**Extracted records**
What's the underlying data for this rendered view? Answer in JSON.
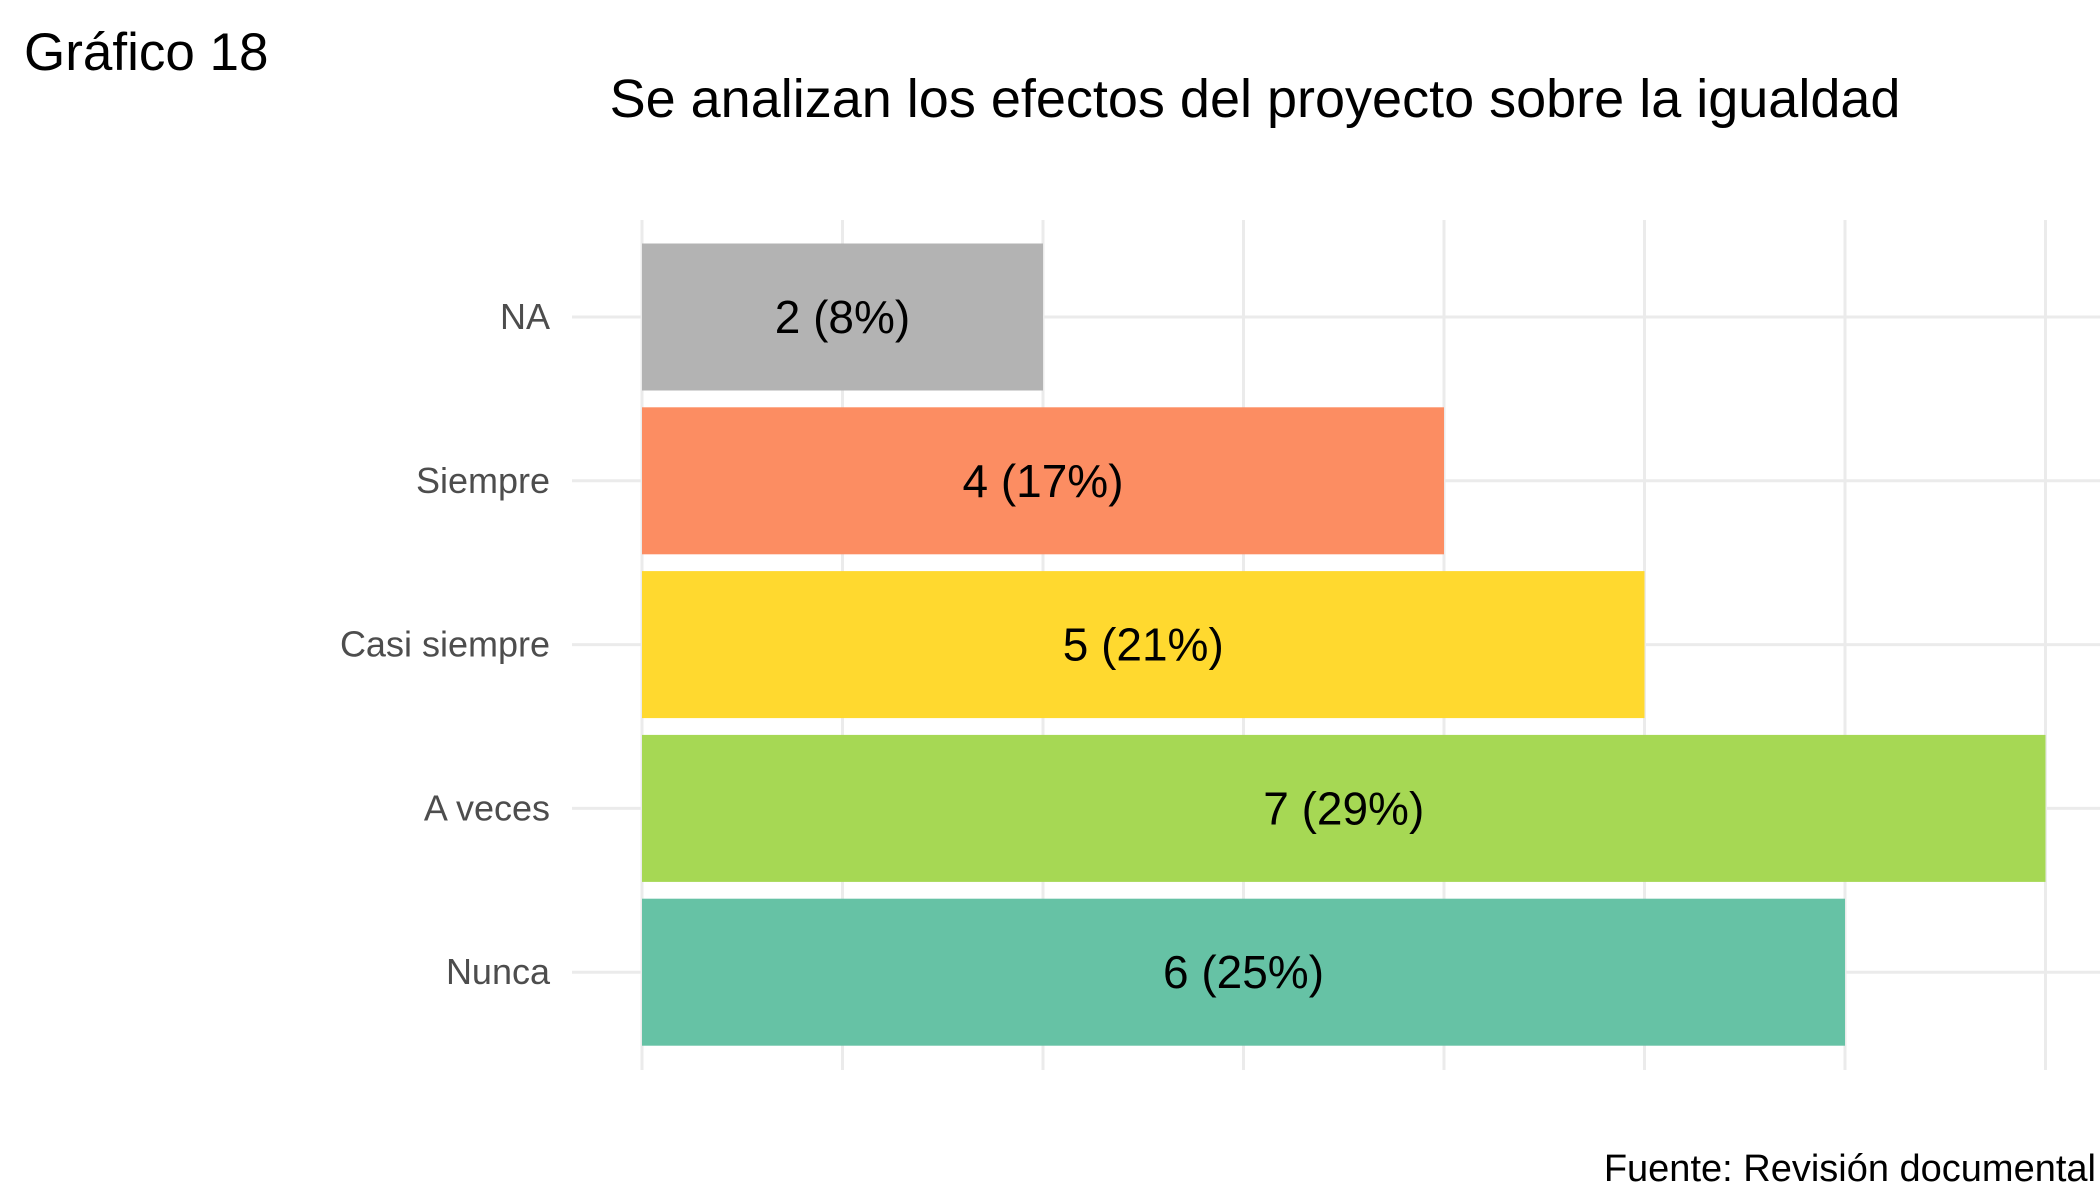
{
  "figure_label": "Gráfico 18",
  "source_note": "Fuente: Revisión documental",
  "chart_data": {
    "type": "bar",
    "orientation": "horizontal",
    "title": "Se analizan los efectos del proyecto sobre la igualdad",
    "xlabel": "",
    "ylabel": "",
    "xlim": [
      0,
      7.2
    ],
    "grid": true,
    "categories": [
      "NA",
      "Siempre",
      "Casi siempre",
      "A veces",
      "Nunca"
    ],
    "values": [
      2,
      4,
      5,
      7,
      6
    ],
    "labels": [
      "2 (8%)",
      "4 (17%)",
      "5 (21%)",
      "7 (29%)",
      "6 (25%)"
    ],
    "colors": [
      "#b3b3b3",
      "#fc8d62",
      "#ffd92f",
      "#a6d854",
      "#66c2a5"
    ],
    "colors_opacity_note": "",
    "legend": "none"
  }
}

**Task to complete**
Transcribe all the records above word for word, without their images.

**Full solution**
What's the underlying data for this rendered view? Answer in JSON.
{
  "figure_label": "Gráfico 18",
  "source_note": "Fuente: Revisión documental",
  "chart_data": {
    "type": "bar",
    "orientation": "horizontal",
    "title": "Se analizan los efectos del proyecto sobre la igualdad",
    "xlabel": "",
    "ylabel": "",
    "xlim": [
      0,
      7.2
    ],
    "grid": true,
    "categories": [
      "NA",
      "Siempre",
      "Casi siempre",
      "A veces",
      "Nunca"
    ],
    "values": [
      2,
      4,
      5,
      7,
      6
    ],
    "labels": [
      "2 (8%)",
      "4 (17%)",
      "5 (21%)",
      "7 (29%)",
      "6 (25%)"
    ],
    "colors": [
      "#b3b3b3",
      "#fc8d62",
      "#ffd92f",
      "#a6d854",
      "#66c2a5"
    ],
    "colors_opacity_note": "",
    "legend": "none"
  }
}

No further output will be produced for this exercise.